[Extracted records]

-- START --

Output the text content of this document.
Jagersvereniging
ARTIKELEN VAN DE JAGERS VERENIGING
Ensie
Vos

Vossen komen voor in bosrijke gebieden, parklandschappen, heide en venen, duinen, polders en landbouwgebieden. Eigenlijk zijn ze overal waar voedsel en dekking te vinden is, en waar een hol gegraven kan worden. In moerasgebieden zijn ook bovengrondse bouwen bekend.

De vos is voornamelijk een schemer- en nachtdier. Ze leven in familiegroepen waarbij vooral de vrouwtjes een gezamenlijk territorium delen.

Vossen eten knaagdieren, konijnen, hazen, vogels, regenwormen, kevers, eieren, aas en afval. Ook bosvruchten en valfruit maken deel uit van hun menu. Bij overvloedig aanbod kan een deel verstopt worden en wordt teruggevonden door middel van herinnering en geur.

-- END --

# [Instruction]
Output a single number: how many lines contain the word "worden".

# [Solution to the exercise]
2